• [Task]: Every line of the material is to be quoted verbatim, minus the pictures.

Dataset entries
┄┄┄┄┄┄┄┄┄┄┄┄┄┄┄┄┄┄┄┄
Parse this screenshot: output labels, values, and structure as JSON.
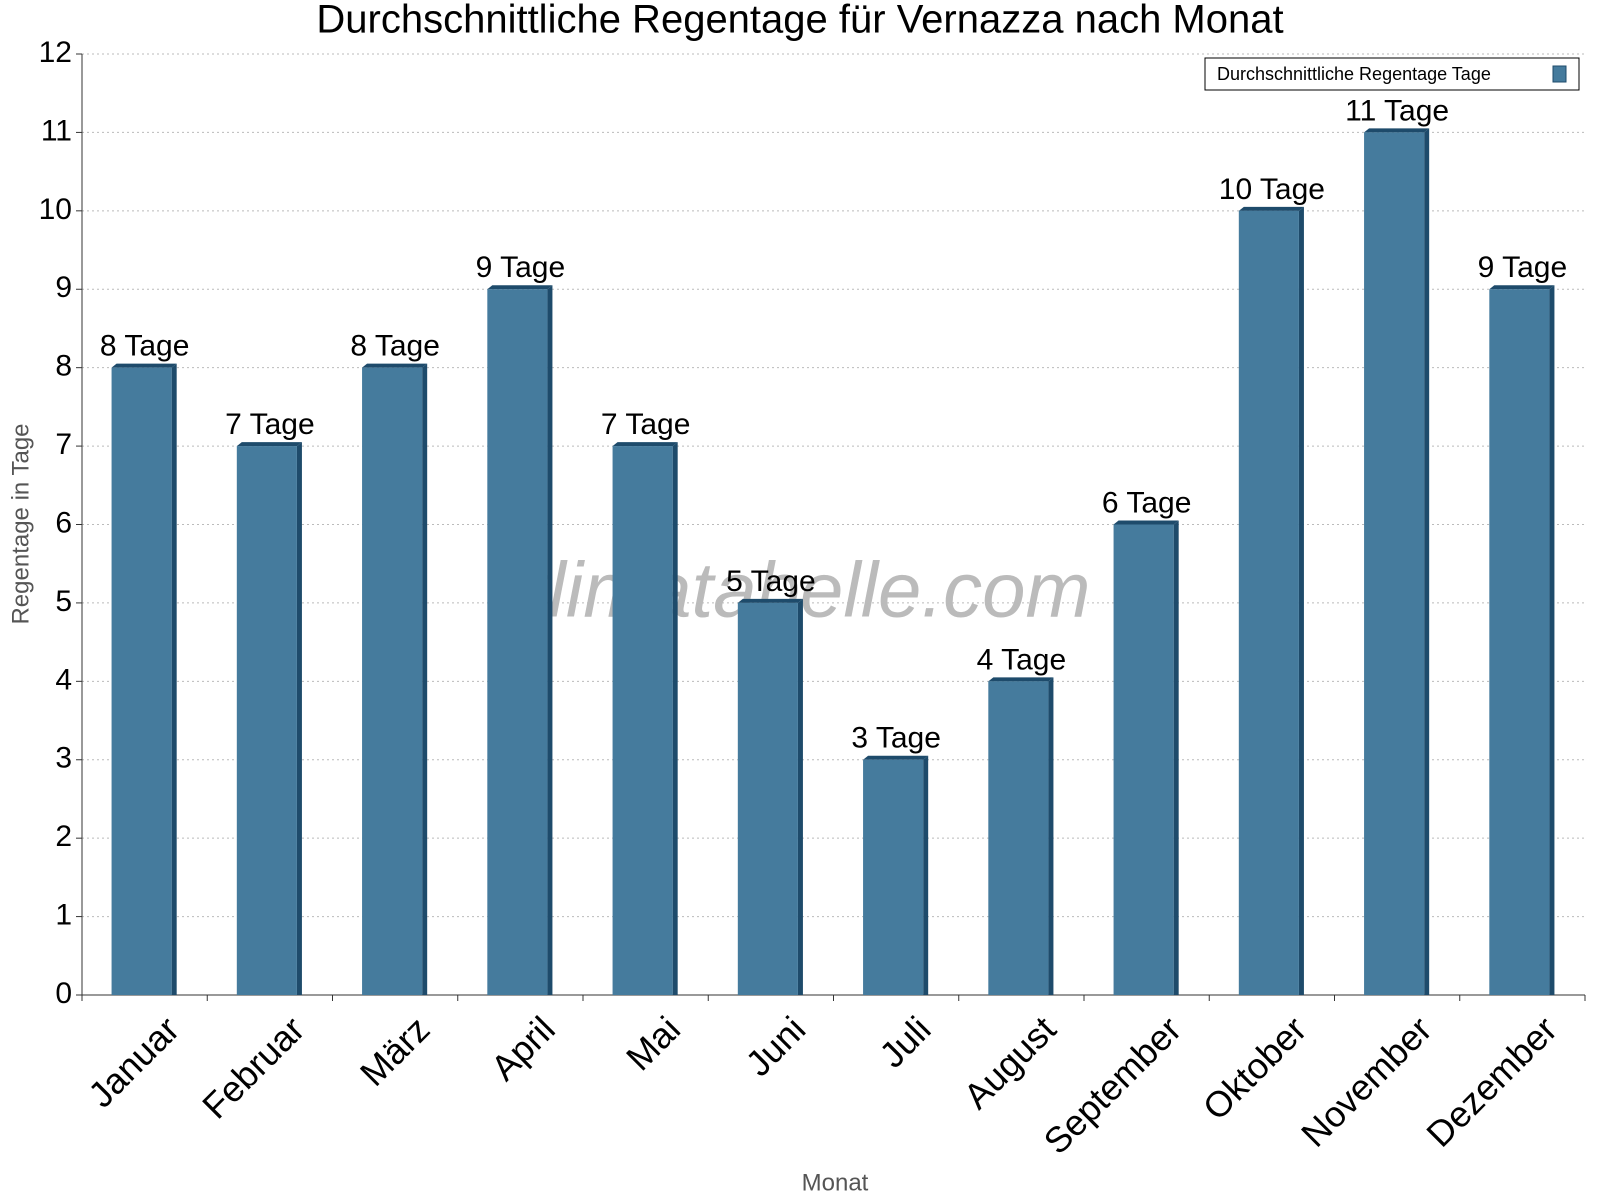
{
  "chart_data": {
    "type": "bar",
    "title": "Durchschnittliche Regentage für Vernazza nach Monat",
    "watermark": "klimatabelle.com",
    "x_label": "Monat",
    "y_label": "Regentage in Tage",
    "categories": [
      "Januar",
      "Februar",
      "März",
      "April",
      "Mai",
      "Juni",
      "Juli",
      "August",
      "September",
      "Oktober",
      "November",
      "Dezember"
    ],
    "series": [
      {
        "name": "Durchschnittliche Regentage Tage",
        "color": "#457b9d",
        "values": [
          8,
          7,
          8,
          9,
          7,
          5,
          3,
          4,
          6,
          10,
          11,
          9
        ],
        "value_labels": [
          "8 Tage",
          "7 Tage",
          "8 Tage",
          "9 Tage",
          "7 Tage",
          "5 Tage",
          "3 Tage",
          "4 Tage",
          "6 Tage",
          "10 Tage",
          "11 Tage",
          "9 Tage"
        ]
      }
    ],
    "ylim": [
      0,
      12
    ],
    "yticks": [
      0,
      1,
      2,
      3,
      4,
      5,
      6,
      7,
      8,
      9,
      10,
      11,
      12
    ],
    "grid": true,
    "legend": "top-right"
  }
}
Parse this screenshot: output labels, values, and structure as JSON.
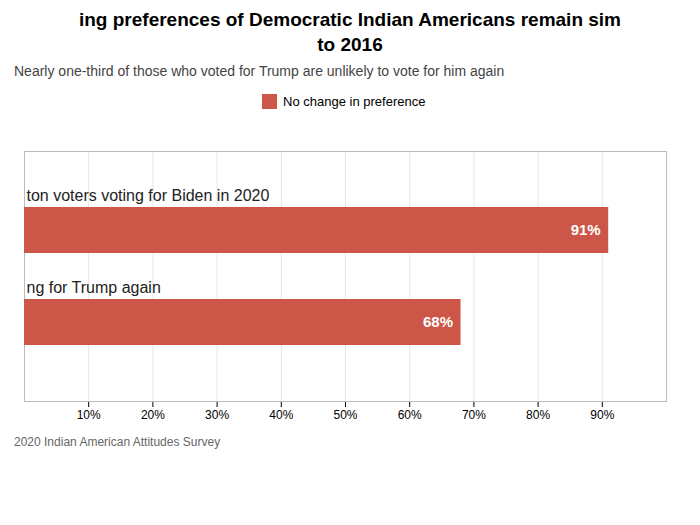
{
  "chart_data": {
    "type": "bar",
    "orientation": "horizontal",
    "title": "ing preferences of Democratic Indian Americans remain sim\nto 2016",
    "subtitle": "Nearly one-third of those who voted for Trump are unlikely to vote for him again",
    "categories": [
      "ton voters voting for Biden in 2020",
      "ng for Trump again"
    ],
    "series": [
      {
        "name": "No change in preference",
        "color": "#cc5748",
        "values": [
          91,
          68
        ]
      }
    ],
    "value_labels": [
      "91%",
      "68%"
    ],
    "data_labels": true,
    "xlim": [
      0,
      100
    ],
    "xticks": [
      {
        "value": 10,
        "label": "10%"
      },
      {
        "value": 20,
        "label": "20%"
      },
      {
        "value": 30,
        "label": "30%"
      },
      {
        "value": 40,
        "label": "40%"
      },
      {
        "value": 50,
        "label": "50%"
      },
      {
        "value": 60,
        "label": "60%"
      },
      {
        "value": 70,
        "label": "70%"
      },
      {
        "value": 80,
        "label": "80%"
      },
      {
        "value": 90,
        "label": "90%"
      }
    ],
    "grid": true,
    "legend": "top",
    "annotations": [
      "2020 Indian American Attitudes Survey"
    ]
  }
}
┄┄┄┄┄┄┄┄┄┄┄┄┄┄┄┄┄┄┄┄
• [Written solution]:
Parse this screenshot: output labels, values, and structure as JSON.
{
  "chart_data": {
    "type": "bar",
    "title": "Durchschnittliche Regentage für Vernazza nach Monat",
    "watermark": "klimatabelle.com",
    "x_label": "Monat",
    "y_label": "Regentage in Tage",
    "categories": [
      "Januar",
      "Februar",
      "März",
      "April",
      "Mai",
      "Juni",
      "Juli",
      "August",
      "September",
      "Oktober",
      "November",
      "Dezember"
    ],
    "series": [
      {
        "name": "Durchschnittliche Regentage Tage",
        "color": "#457b9d",
        "values": [
          8,
          7,
          8,
          9,
          7,
          5,
          3,
          4,
          6,
          10,
          11,
          9
        ],
        "value_labels": [
          "8 Tage",
          "7 Tage",
          "8 Tage",
          "9 Tage",
          "7 Tage",
          "5 Tage",
          "3 Tage",
          "4 Tage",
          "6 Tage",
          "10 Tage",
          "11 Tage",
          "9 Tage"
        ]
      }
    ],
    "ylim": [
      0,
      12
    ],
    "yticks": [
      0,
      1,
      2,
      3,
      4,
      5,
      6,
      7,
      8,
      9,
      10,
      11,
      12
    ],
    "grid": true,
    "legend": "top-right"
  }
}
Parse this screenshot: output labels, values, and structure as JSON.
{
  "chart_data": {
    "type": "bar",
    "orientation": "horizontal",
    "title": "ing preferences of Democratic Indian Americans remain sim\nto 2016",
    "subtitle": "Nearly one-third of those who voted for Trump are unlikely to vote for him again",
    "categories": [
      "ton voters voting for Biden in 2020",
      "ng for Trump again"
    ],
    "series": [
      {
        "name": "No change in preference",
        "color": "#cc5748",
        "values": [
          91,
          68
        ]
      }
    ],
    "value_labels": [
      "91%",
      "68%"
    ],
    "data_labels": true,
    "xlim": [
      0,
      100
    ],
    "xticks": [
      {
        "value": 10,
        "label": "10%"
      },
      {
        "value": 20,
        "label": "20%"
      },
      {
        "value": 30,
        "label": "30%"
      },
      {
        "value": 40,
        "label": "40%"
      },
      {
        "value": 50,
        "label": "50%"
      },
      {
        "value": 60,
        "label": "60%"
      },
      {
        "value": 70,
        "label": "70%"
      },
      {
        "value": 80,
        "label": "80%"
      },
      {
        "value": 90,
        "label": "90%"
      }
    ],
    "grid": true,
    "legend": "top",
    "annotations": [
      "2020 Indian American Attitudes Survey"
    ]
  }
}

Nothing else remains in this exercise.